SET EXERCISE: Search the material for the string "with", then return every line where it is found.

DATA RECORDS:
****************

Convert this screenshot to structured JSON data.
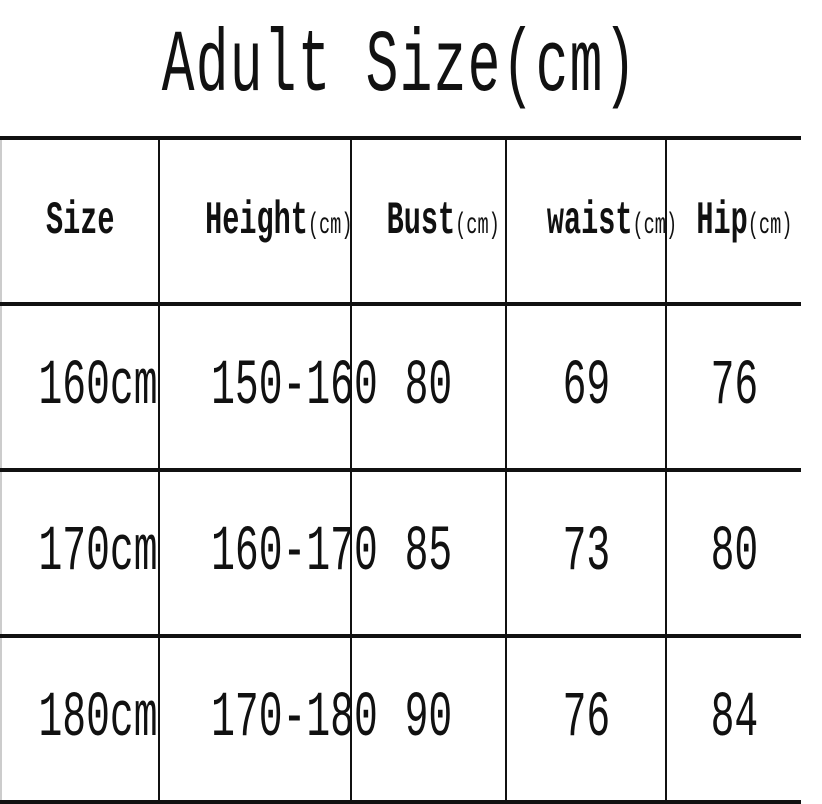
{
  "title": "Adult Size(cm)",
  "headers": [
    {
      "label": "Size",
      "unit": ""
    },
    {
      "label": "Height",
      "unit": "(cm)"
    },
    {
      "label": "Bust",
      "unit": "(cm)"
    },
    {
      "label": "waist",
      "unit": "(cm)"
    },
    {
      "label": "Hip",
      "unit": "(cm)"
    }
  ],
  "rows": [
    [
      "160cm",
      "150-160",
      "80",
      "69",
      "76"
    ],
    [
      "170cm",
      "160-170",
      "85",
      "73",
      "80"
    ],
    [
      "180cm",
      "170-180",
      "90",
      "76",
      "84"
    ]
  ]
}
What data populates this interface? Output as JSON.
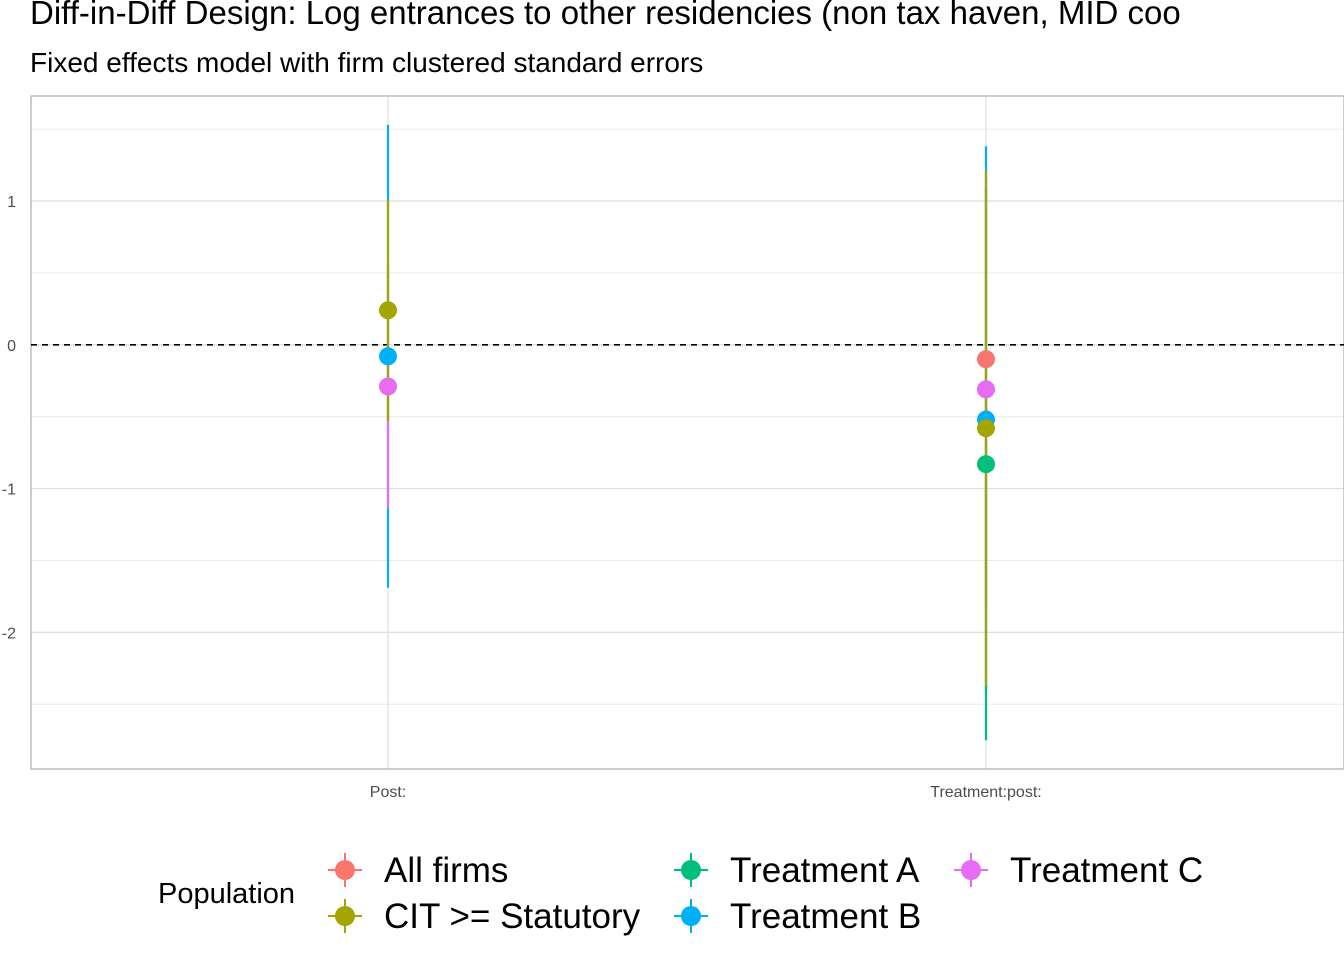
{
  "title": "Diff-in-Diff Design: Log entrances to other residencies (non tax haven, MID coo",
  "subtitle": "Fixed effects model with firm clustered standard errors",
  "chart_data": {
    "type": "scatter",
    "title": "Diff-in-Diff Design: Log entrances to other residencies (non tax haven, MID coo",
    "subtitle": "Fixed effects model with firm clustered standard errors",
    "xlabel": "",
    "ylabel": "",
    "categories": [
      "Post:",
      "Treatment:post:"
    ],
    "ylim": [
      -2.95,
      1.73
    ],
    "yticks": [
      -2,
      -1,
      0,
      1
    ],
    "reference_line": 0,
    "grid": true,
    "legend": {
      "title": "Population",
      "position": "bottom"
    },
    "series": [
      {
        "name": "All firms",
        "color": "#F8766D",
        "estimates": [
          null,
          -0.1
        ],
        "ci": [
          null,
          null
        ]
      },
      {
        "name": "CIT >= Statutory",
        "color": "#A3A500",
        "estimates": [
          0.24,
          -0.58
        ],
        "ci": [
          [
            -0.53,
            1.01
          ],
          [
            -2.37,
            1.21
          ]
        ]
      },
      {
        "name": "Treatment A",
        "color": "#00BF7D",
        "estimates": [
          null,
          -0.83
        ],
        "ci": [
          null,
          [
            -2.75,
            1.09
          ]
        ]
      },
      {
        "name": "Treatment B",
        "color": "#00B0F6",
        "estimates": [
          -0.08,
          -0.52
        ],
        "ci": [
          [
            -1.69,
            1.53
          ],
          [
            -2.42,
            1.38
          ]
        ]
      },
      {
        "name": "Treatment C",
        "color": "#E76BF3",
        "estimates": [
          -0.29,
          -0.31
        ],
        "ci": [
          [
            -1.14,
            0.56
          ],
          [
            -1.83,
            1.21
          ]
        ]
      }
    ],
    "draw_order": [
      3,
      4,
      2,
      0,
      1
    ]
  }
}
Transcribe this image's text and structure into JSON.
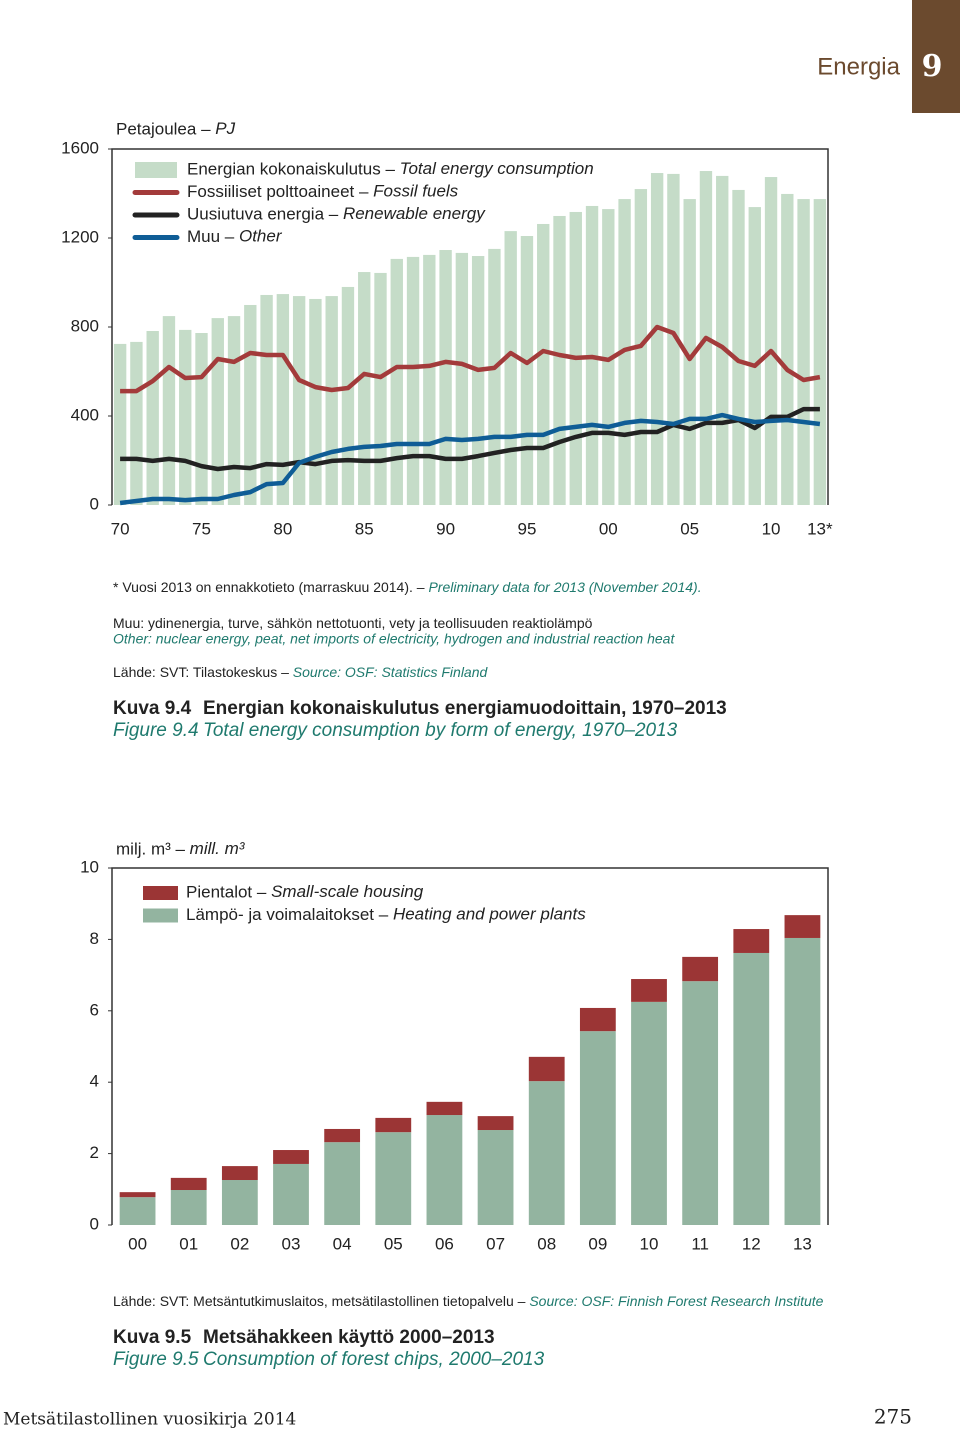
{
  "header": {
    "section": "Energia",
    "number": "9"
  },
  "chart_data": [
    {
      "type": "combo",
      "unit_label": "Petajoulea – PJ",
      "categories": [
        "70",
        null,
        null,
        null,
        null,
        "75",
        null,
        null,
        null,
        null,
        "80",
        null,
        null,
        null,
        null,
        "85",
        null,
        null,
        null,
        null,
        "90",
        null,
        null,
        null,
        null,
        "95",
        null,
        null,
        null,
        null,
        "00",
        null,
        null,
        null,
        null,
        "05",
        null,
        null,
        null,
        null,
        "10",
        null,
        null,
        "13*"
      ],
      "ylim": [
        0,
        1600
      ],
      "yticks": [
        0,
        400,
        800,
        1200,
        1600
      ],
      "grid": false,
      "series": [
        {
          "name": "Energian kokonaiskulutus – Total energy consumption",
          "kind": "bar",
          "color": "#c5dcc8",
          "values": [
            724,
            733,
            782,
            849,
            787,
            773,
            840,
            849,
            899,
            944,
            948,
            939,
            926,
            939,
            980,
            1047,
            1043,
            1106,
            1115,
            1124,
            1146,
            1133,
            1119,
            1151,
            1231,
            1209,
            1263,
            1299,
            1317,
            1344,
            1330,
            1375,
            1420,
            1492,
            1488,
            1375,
            1501,
            1479,
            1416,
            1339,
            1474,
            1398,
            1375,
            1375
          ]
        },
        {
          "name": "Fossiiliset polttoaineet – Fossil fuels",
          "kind": "line",
          "color": "#a33b3b",
          "values": [
            512,
            512,
            557,
            620,
            571,
            575,
            656,
            643,
            683,
            674,
            674,
            562,
            530,
            517,
            526,
            589,
            575,
            620,
            620,
            625,
            643,
            634,
            607,
            616,
            683,
            638,
            692,
            674,
            661,
            665,
            652,
            697,
            715,
            800,
            773,
            656,
            751,
            710,
            647,
            625,
            692,
            607,
            562,
            575
          ]
        },
        {
          "name": "Uusiutuva energia – Renewable energy",
          "kind": "line",
          "color": "#222222",
          "values": [
            207,
            207,
            198,
            207,
            198,
            175,
            162,
            171,
            166,
            184,
            180,
            193,
            184,
            198,
            202,
            198,
            198,
            211,
            220,
            220,
            207,
            207,
            220,
            234,
            247,
            256,
            256,
            283,
            306,
            324,
            324,
            315,
            328,
            328,
            360,
            342,
            369,
            369,
            382,
            346,
            396,
            396,
            431,
            431
          ]
        },
        {
          "name": "Muu – Other",
          "kind": "line",
          "color": "#0f5d96",
          "values": [
            9,
            18,
            27,
            27,
            22,
            27,
            27,
            45,
            58,
            94,
            99,
            189,
            216,
            238,
            252,
            261,
            265,
            274,
            274,
            274,
            297,
            292,
            297,
            306,
            306,
            315,
            315,
            342,
            351,
            360,
            351,
            369,
            378,
            373,
            364,
            387,
            387,
            404,
            387,
            373,
            378,
            382,
            373,
            364
          ]
        }
      ],
      "notes": [
        {
          "fi": "*   Vuosi 2013 on ennakkotieto (marraskuu 2014). –",
          "en": "Preliminary data for 2013 (November 2014)."
        },
        {
          "fi": "Muu: ydinenergia, turve, sähkön nettotuonti, vety ja teollisuuden reaktiolämpö",
          "en": "Other: nuclear energy, peat, net imports of electricity, hydrogen and industrial reaction heat"
        },
        {
          "fi": "Lähde: SVT: Tilastokeskus –",
          "en": "Source: OSF: Statistics Finland"
        }
      ],
      "caption": {
        "fi_label": "Kuva 9.4",
        "fi_title": "Energian kokonaiskulutus energiamuodoittain, 1970–2013",
        "en_label": "Figure 9.4",
        "en_title": "Total energy consumption by form of energy, 1970–2013"
      }
    },
    {
      "type": "stacked_bar",
      "unit_label": "milj. m³ – mill. m³",
      "categories": [
        "00",
        "01",
        "02",
        "03",
        "04",
        "05",
        "06",
        "07",
        "08",
        "09",
        "10",
        "11",
        "12",
        "13"
      ],
      "ylim": [
        0,
        10
      ],
      "yticks": [
        0,
        2,
        4,
        6,
        8,
        10
      ],
      "grid": false,
      "series": [
        {
          "name": "Pientalot – Small-scale housing",
          "color": "#9b3535",
          "values": [
            0.14,
            0.34,
            0.39,
            0.39,
            0.37,
            0.4,
            0.37,
            0.39,
            0.68,
            0.65,
            0.64,
            0.68,
            0.67,
            0.64
          ]
        },
        {
          "name": "Lämpö- ja voimalaitokset – Heating and power plants",
          "color": "#93b4a0",
          "values": [
            0.78,
            0.98,
            1.26,
            1.71,
            2.32,
            2.6,
            3.08,
            2.66,
            4.03,
            5.43,
            6.25,
            6.83,
            7.62,
            8.04
          ]
        }
      ],
      "notes": [
        {
          "fi": "Lähde: SVT: Metsäntutkimuslaitos, metsätilastollinen tietopalvelu –",
          "en": "Source: OSF: Finnish Forest Research Institute"
        }
      ],
      "caption": {
        "fi_label": "Kuva 9.5",
        "fi_title": "Metsähakkeen käyttö 2000–2013",
        "en_label": "Figure 9.5",
        "en_title": "Consumption of forest chips, 2000–2013"
      }
    }
  ],
  "footer": {
    "title": "Metsätilastollinen vuosikirja 2014",
    "page": "275"
  }
}
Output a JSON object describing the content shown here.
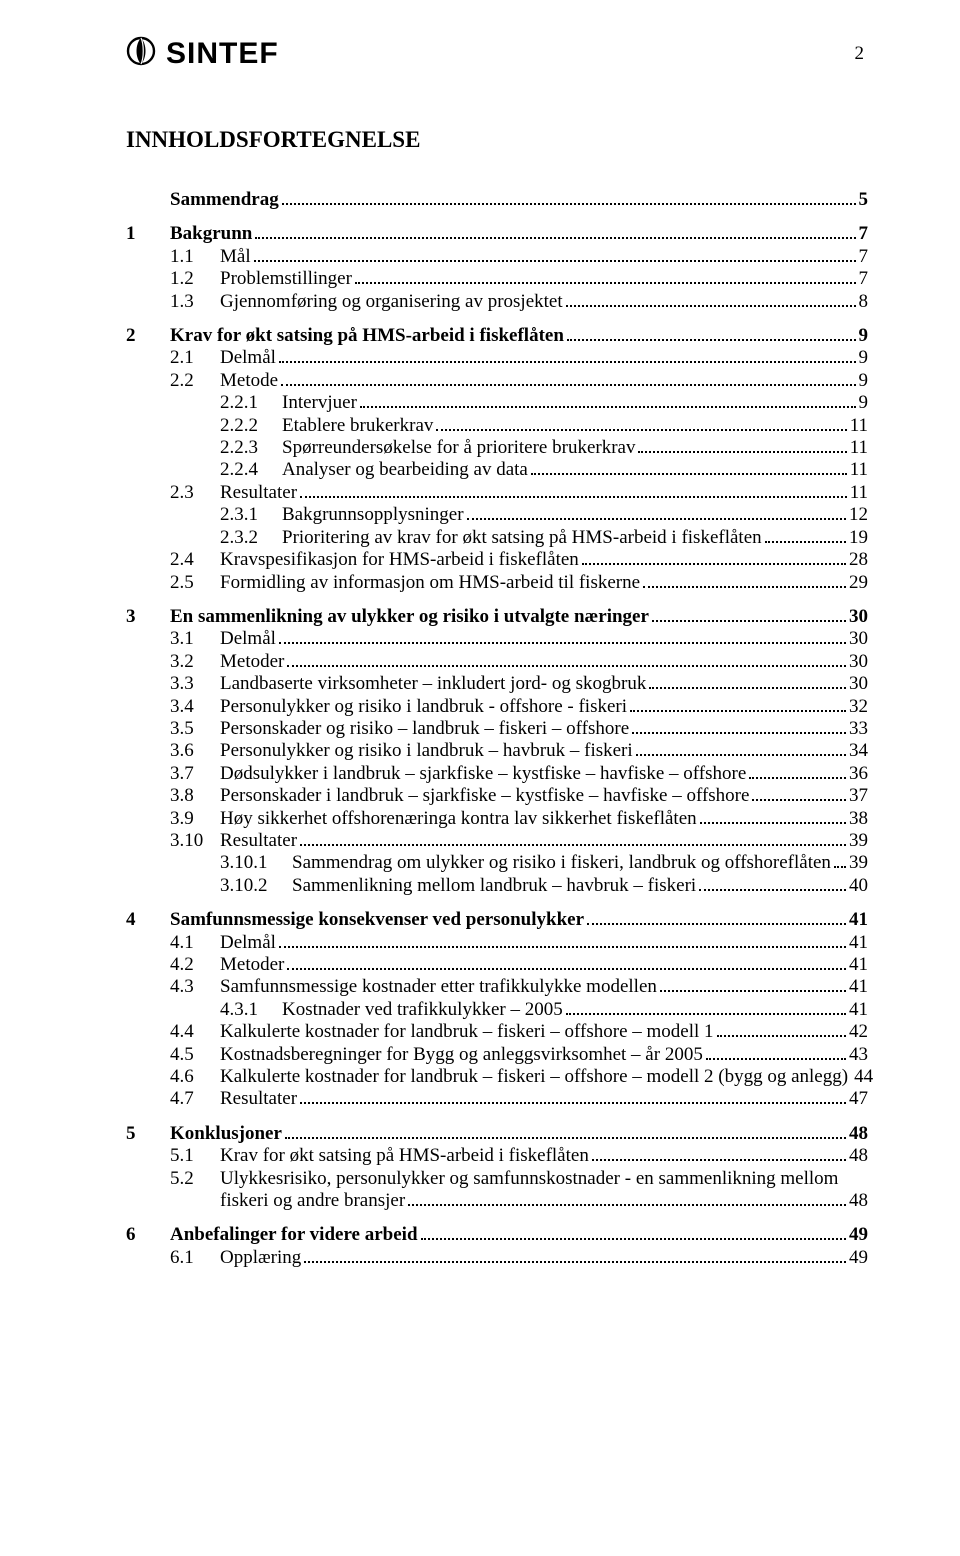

****************

FINAL ANSWER:
  "subtitle": "Fixed effects model with firm clustered standard errors",
    "subtitle": "Fixed effects model with firm clustered standard errors",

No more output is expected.